Make an exact copy of the records, with the pictures left out.

* _RECORDS FOR THE EXERCISE_
▽
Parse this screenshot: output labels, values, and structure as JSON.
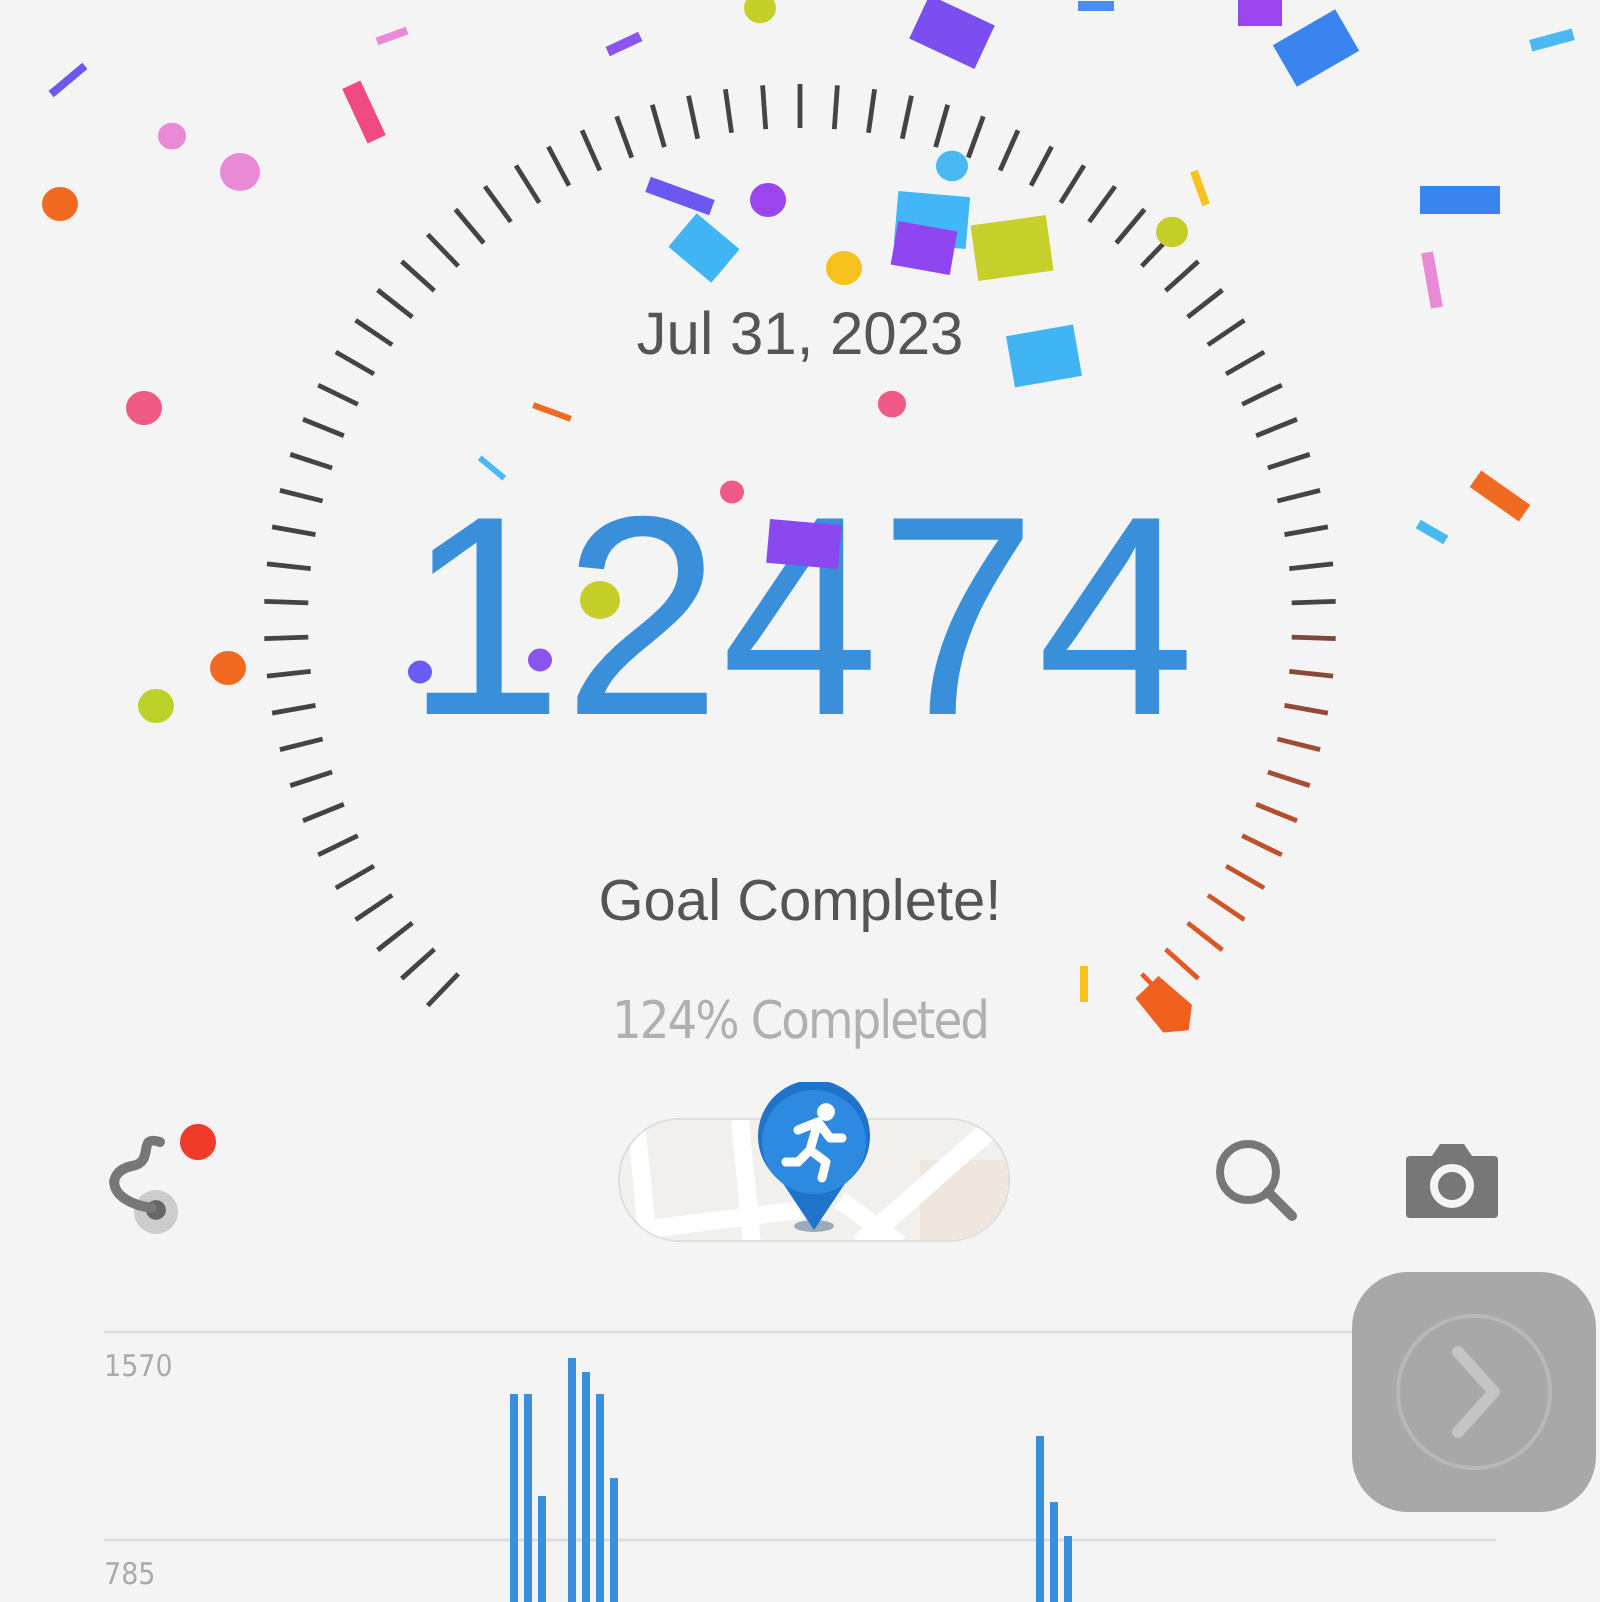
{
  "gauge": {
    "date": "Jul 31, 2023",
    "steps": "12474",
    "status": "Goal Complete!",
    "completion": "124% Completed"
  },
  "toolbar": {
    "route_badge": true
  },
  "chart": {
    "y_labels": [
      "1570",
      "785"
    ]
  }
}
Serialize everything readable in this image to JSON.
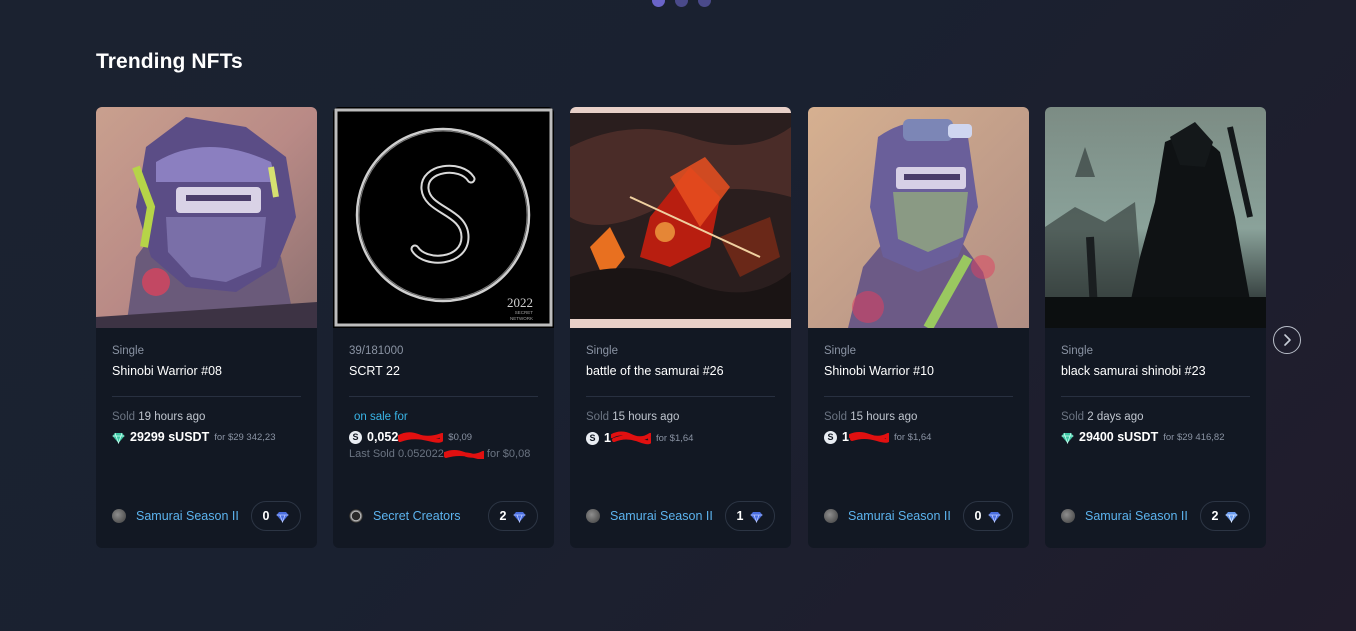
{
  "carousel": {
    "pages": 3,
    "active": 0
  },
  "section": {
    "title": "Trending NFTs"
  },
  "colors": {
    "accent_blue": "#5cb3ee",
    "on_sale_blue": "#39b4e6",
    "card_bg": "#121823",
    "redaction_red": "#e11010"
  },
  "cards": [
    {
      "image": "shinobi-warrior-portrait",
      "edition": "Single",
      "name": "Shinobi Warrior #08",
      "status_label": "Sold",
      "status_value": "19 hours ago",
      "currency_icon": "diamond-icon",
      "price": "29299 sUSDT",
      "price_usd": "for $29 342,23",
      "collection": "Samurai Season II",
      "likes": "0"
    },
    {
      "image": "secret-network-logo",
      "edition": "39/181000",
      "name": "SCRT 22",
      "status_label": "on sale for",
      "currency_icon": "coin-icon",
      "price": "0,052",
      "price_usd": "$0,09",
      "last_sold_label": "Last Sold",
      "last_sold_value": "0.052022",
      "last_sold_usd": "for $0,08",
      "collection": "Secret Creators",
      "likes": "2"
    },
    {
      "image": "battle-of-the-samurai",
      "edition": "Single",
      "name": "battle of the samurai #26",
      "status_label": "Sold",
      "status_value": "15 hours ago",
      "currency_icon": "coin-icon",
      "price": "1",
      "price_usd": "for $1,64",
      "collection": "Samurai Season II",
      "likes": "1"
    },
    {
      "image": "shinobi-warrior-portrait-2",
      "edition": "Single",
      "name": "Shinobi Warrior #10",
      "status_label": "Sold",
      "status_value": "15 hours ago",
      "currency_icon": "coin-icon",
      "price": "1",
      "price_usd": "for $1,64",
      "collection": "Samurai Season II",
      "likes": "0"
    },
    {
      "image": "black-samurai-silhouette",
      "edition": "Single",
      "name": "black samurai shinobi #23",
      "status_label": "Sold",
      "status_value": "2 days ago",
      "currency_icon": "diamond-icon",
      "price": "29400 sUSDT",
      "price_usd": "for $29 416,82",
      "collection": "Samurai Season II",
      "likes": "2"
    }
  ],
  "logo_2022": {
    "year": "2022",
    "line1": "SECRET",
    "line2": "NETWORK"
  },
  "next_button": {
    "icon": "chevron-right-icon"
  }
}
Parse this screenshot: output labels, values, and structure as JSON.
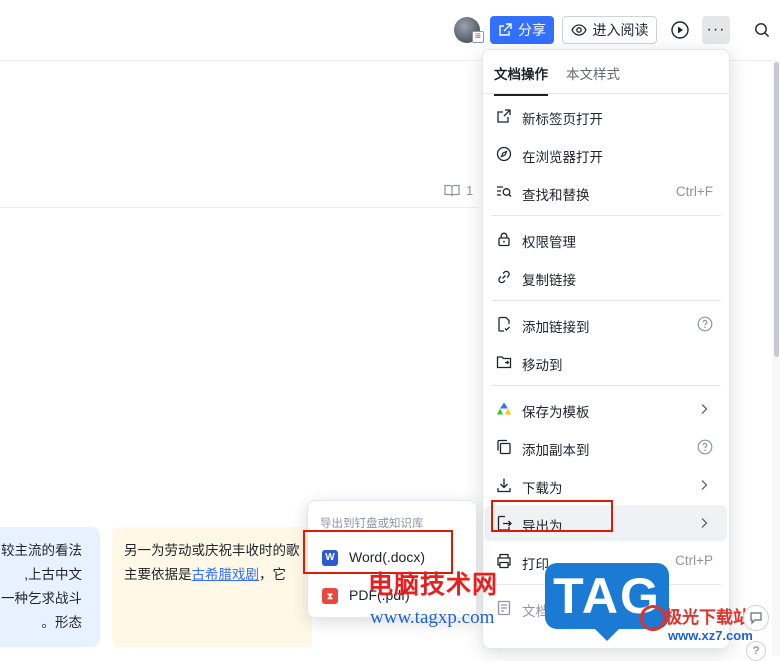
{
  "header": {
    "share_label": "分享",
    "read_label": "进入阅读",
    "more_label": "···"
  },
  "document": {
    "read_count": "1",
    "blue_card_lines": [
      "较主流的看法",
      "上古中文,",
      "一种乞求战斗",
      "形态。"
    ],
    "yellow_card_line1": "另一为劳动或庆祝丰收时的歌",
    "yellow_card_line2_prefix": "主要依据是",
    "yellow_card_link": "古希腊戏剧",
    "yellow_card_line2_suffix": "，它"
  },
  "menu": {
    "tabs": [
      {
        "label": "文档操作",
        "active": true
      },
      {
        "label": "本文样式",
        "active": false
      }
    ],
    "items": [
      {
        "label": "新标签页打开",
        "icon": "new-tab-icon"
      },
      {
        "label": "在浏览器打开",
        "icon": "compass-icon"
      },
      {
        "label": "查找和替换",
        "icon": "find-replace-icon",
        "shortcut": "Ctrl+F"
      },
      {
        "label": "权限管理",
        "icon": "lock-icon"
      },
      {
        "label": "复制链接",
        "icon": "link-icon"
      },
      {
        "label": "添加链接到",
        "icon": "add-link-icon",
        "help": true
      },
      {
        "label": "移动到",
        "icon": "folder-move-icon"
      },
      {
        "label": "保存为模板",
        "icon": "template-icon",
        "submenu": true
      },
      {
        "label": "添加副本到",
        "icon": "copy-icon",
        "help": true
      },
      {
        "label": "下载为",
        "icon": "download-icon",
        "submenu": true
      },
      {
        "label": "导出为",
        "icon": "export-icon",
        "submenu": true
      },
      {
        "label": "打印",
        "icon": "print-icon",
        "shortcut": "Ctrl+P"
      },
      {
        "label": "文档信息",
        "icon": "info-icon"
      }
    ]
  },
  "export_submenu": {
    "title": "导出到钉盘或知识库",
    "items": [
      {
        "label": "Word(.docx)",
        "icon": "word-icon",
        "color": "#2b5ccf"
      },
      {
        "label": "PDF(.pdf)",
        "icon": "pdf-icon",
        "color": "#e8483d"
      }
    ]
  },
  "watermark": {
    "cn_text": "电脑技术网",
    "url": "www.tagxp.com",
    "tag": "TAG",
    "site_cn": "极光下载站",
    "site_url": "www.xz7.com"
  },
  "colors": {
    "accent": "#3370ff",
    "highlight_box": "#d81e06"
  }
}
△
* _OUTPUT OF THE TASK_
Parse this screenshot: output labels, values, and structure as JSON.
{
  "gauge": {
    "date": "Jul 31, 2023",
    "steps": "12474",
    "status": "Goal Complete!",
    "completion": "124% Completed"
  },
  "toolbar": {
    "route_badge": true
  },
  "chart": {
    "y_labels": [
      "1570",
      "785"
    ]
  }
}
Serialize everything readable in this image to JSON.
{
  "carousel": {
    "pages": 3,
    "active": 0
  },
  "section": {
    "title": "Trending NFTs"
  },
  "colors": {
    "accent_blue": "#5cb3ee",
    "on_sale_blue": "#39b4e6",
    "card_bg": "#121823",
    "redaction_red": "#e11010"
  },
  "cards": [
    {
      "image": "shinobi-warrior-portrait",
      "edition": "Single",
      "name": "Shinobi Warrior #08",
      "status_label": "Sold",
      "status_value": "19 hours ago",
      "currency_icon": "diamond-icon",
      "price": "29299 sUSDT",
      "price_usd": "for $29 342,23",
      "collection": "Samurai Season II",
      "likes": "0"
    },
    {
      "image": "secret-network-logo",
      "edition": "39/181000",
      "name": "SCRT 22",
      "status_label": "on sale for",
      "currency_icon": "coin-icon",
      "price": "0,052",
      "price_usd": "$0,09",
      "last_sold_label": "Last Sold",
      "last_sold_value": "0.052022",
      "last_sold_usd": "for $0,08",
      "collection": "Secret Creators",
      "likes": "2"
    },
    {
      "image": "battle-of-the-samurai",
      "edition": "Single",
      "name": "battle of the samurai #26",
      "status_label": "Sold",
      "status_value": "15 hours ago",
      "currency_icon": "coin-icon",
      "price": "1",
      "price_usd": "for $1,64",
      "collection": "Samurai Season II",
      "likes": "1"
    },
    {
      "image": "shinobi-warrior-portrait-2",
      "edition": "Single",
      "name": "Shinobi Warrior #10",
      "status_label": "Sold",
      "status_value": "15 hours ago",
      "currency_icon": "coin-icon",
      "price": "1",
      "price_usd": "for $1,64",
      "collection": "Samurai Season II",
      "likes": "0"
    },
    {
      "image": "black-samurai-silhouette",
      "edition": "Single",
      "name": "black samurai shinobi #23",
      "status_label": "Sold",
      "status_value": "2 days ago",
      "currency_icon": "diamond-icon",
      "price": "29400 sUSDT",
      "price_usd": "for $29 416,82",
      "collection": "Samurai Season II",
      "likes": "2"
    }
  ],
  "logo_2022": {
    "year": "2022",
    "line1": "SECRET",
    "line2": "NETWORK"
  },
  "next_button": {
    "icon": "chevron-right-icon"
  }
}
Parse this screenshot: output labels, values, and structure as JSON.
{
  "header": {
    "share_label": "分享",
    "read_label": "进入阅读",
    "more_label": "···"
  },
  "document": {
    "read_count": "1",
    "blue_card_lines": [
      "较主流的看法",
      "上古中文,",
      "一种乞求战斗",
      "形态。"
    ],
    "yellow_card_line1": "另一为劳动或庆祝丰收时的歌",
    "yellow_card_line2_prefix": "主要依据是",
    "yellow_card_link": "古希腊戏剧",
    "yellow_card_line2_suffix": "，它"
  },
  "menu": {
    "tabs": [
      {
        "label": "文档操作",
        "active": true
      },
      {
        "label": "本文样式",
        "active": false
      }
    ],
    "items": [
      {
        "label": "新标签页打开",
        "icon": "new-tab-icon"
      },
      {
        "label": "在浏览器打开",
        "icon": "compass-icon"
      },
      {
        "label": "查找和替换",
        "icon": "find-replace-icon",
        "shortcut": "Ctrl+F"
      },
      {
        "label": "权限管理",
        "icon": "lock-icon"
      },
      {
        "label": "复制链接",
        "icon": "link-icon"
      },
      {
        "label": "添加链接到",
        "icon": "add-link-icon",
        "help": true
      },
      {
        "label": "移动到",
        "icon": "folder-move-icon"
      },
      {
        "label": "保存为模板",
        "icon": "template-icon",
        "submenu": true
      },
      {
        "label": "添加副本到",
        "icon": "copy-icon",
        "help": true
      },
      {
        "label": "下载为",
        "icon": "download-icon",
        "submenu": true
      },
      {
        "label": "导出为",
        "icon": "export-icon",
        "submenu": true
      },
      {
        "label": "打印",
        "icon": "print-icon",
        "shortcut": "Ctrl+P"
      },
      {
        "label": "文档信息",
        "icon": "info-icon"
      }
    ]
  },
  "export_submenu": {
    "title": "导出到钉盘或知识库",
    "items": [
      {
        "label": "Word(.docx)",
        "icon": "word-icon",
        "color": "#2b5ccf"
      },
      {
        "label": "PDF(.pdf)",
        "icon": "pdf-icon",
        "color": "#e8483d"
      }
    ]
  },
  "watermark": {
    "cn_text": "电脑技术网",
    "url": "www.tagxp.com",
    "tag": "TAG",
    "site_cn": "极光下载站",
    "site_url": "www.xz7.com"
  },
  "colors": {
    "accent": "#3370ff",
    "highlight_box": "#d81e06"
  }
}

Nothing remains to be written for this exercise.